◆ **LISTING**:
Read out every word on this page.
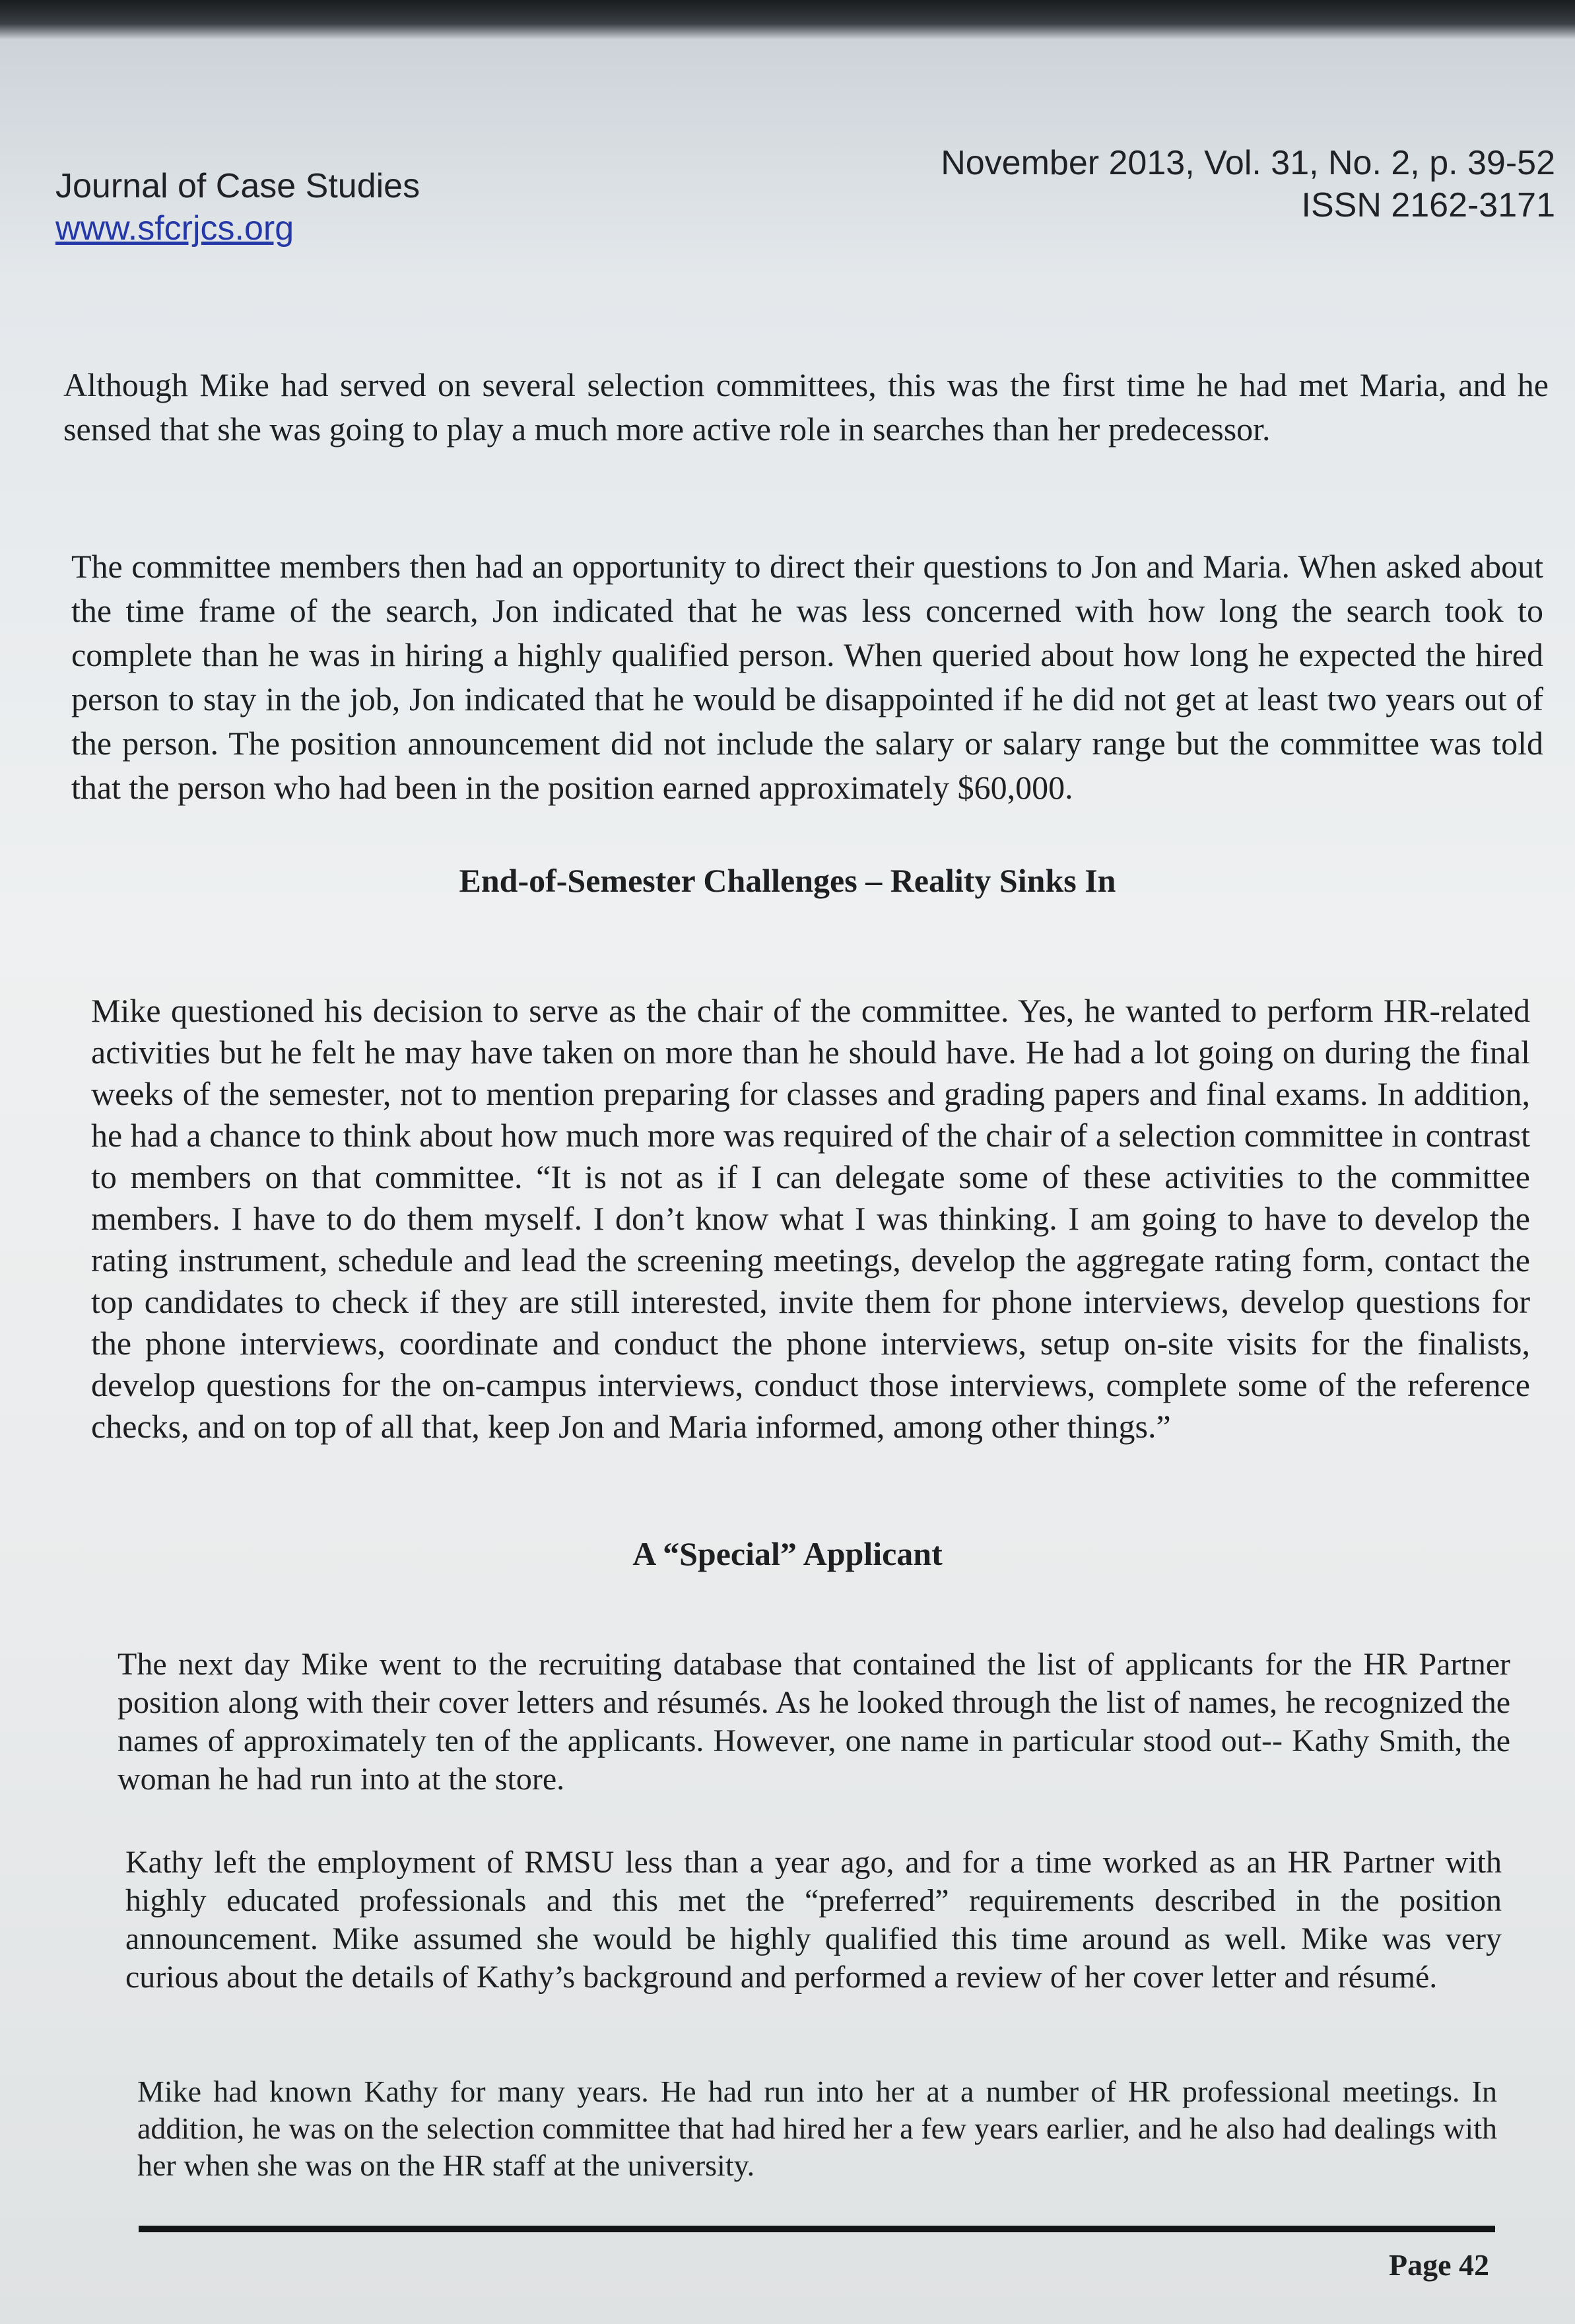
Journal of Case Studies
www.sfcrjcs.org
November 2013, Vol. 31, No. 2, p. 39-52
ISSN 2162-3171

Although Mike had served on several selection committees, this was the first time he had met Maria, and he sensed that she was going to play a much more active role in searches than her predecessor.

The committee members then had an opportunity to direct their questions to Jon and Maria. When asked about the time frame of the search, Jon indicated that he was less concerned with how long the search took to complete than he was in hiring a highly qualified person. When queried about how long he expected the hired person to stay in the job, Jon indicated that he would be disappointed if he did not get at least two years out of the person. The position announcement did not include the salary or salary range but the committee was told that the person who had been in the position earned approximately $60,000.

End-of-Semester Challenges – Reality Sinks In

Mike questioned his decision to serve as the chair of the committee. Yes, he wanted to perform HR-related activities but he felt he may have taken on more than he should have. He had a lot going on during the final weeks of the semester, not to mention preparing for classes and grading papers and final exams. In addition, he had a chance to think about how much more was required of the chair of a selection committee in contrast to members on that committee. “It is not as if I can delegate some of these activities to the committee members. I have to do them myself. I don’t know what I was thinking. I am going to have to develop the rating instrument, schedule and lead the screening meetings, develop the aggregate rating form, contact the top candidates to check if they are still interested, invite them for phone interviews, develop questions for the phone interviews, coordinate and conduct the phone interviews, setup on-site visits for the finalists, develop questions for the on-campus interviews, conduct those interviews, complete some of the reference checks, and on top of all that, keep Jon and Maria informed, among other things.”

A “Special” Applicant

The next day Mike went to the recruiting database that contained the list of applicants for the HR Partner position along with their cover letters and résumés. As he looked through the list of names, he recognized the names of approximately ten of the applicants. However, one name in particular stood out-- Kathy Smith, the woman he had run into at the store.

Kathy left the employment of RMSU less than a year ago, and for a time worked as an HR Partner with highly educated professionals and this met the “preferred” requirements described in the position announcement. Mike assumed she would be highly qualified this time around as well. Mike was very curious about the details of Kathy’s background and performed a review of her cover letter and résumé.

Mike had known Kathy for many years. He had run into her at a number of HR professional meetings. In addition, he was on the selection committee that had hired her a few years earlier, and he also had dealings with her when she was on the HR staff at the university.

Page 42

◆ **EXERCISE**:
Copy the records above exactly, leaving out every picture.

◆ **REPLY TO THE TASK**:
Read out every word on this page.
Journal of Case Studies
www.sfcrjcs.org
November 2013, Vol. 31, No. 2, p. 39-52
ISSN 2162-3171

Although Mike had served on several selection committees, this was the first time he had met Maria, and he sensed that she was going to play a much more active role in searches than her predecessor.

The committee members then had an opportunity to direct their questions to Jon and Maria. When asked about the time frame of the search, Jon indicated that he was less concerned with how long the search took to complete than he was in hiring a highly qualified person. When queried about how long he expected the hired person to stay in the job, Jon indicated that he would be disappointed if he did not get at least two years out of the person. The position announcement did not include the salary or salary range but the committee was told that the person who had been in the position earned approximately $60,000.

End-of-Semester Challenges – Reality Sinks In

Mike questioned his decision to serve as the chair of the committee. Yes, he wanted to perform HR-related activities but he felt he may have taken on more than he should have. He had a lot going on during the final weeks of the semester, not to mention preparing for classes and grading papers and final exams. In addition, he had a chance to think about how much more was required of the chair of a selection committee in contrast to members on that committee. “It is not as if I can delegate some of these activities to the committee members. I have to do them myself. I don’t know what I was thinking. I am going to have to develop the rating instrument, schedule and lead the screening meetings, develop the aggregate rating form, contact the top candidates to check if they are still interested, invite them for phone interviews, develop questions for the phone interviews, coordinate and conduct the phone interviews, setup on-site visits for the finalists, develop questions for the on-campus interviews, conduct those interviews, complete some of the reference checks, and on top of all that, keep Jon and Maria informed, among other things.”

A “Special” Applicant

The next day Mike went to the recruiting database that contained the list of applicants for the HR Partner position along with their cover letters and résumés. As he looked through the list of names, he recognized the names of approximately ten of the applicants. However, one name in particular stood out-- Kathy Smith, the woman he had run into at the store.

Kathy left the employment of RMSU less than a year ago, and for a time worked as an HR Partner with highly educated professionals and this met the “preferred” requirements described in the position announcement. Mike assumed she would be highly qualified this time around as well. Mike was very curious about the details of Kathy’s background and performed a review of her cover letter and résumé.

Mike had known Kathy for many years. He had run into her at a number of HR professional meetings. In addition, he was on the selection committee that had hired her a few years earlier, and he also had dealings with her when she was on the HR staff at the university.

Page 42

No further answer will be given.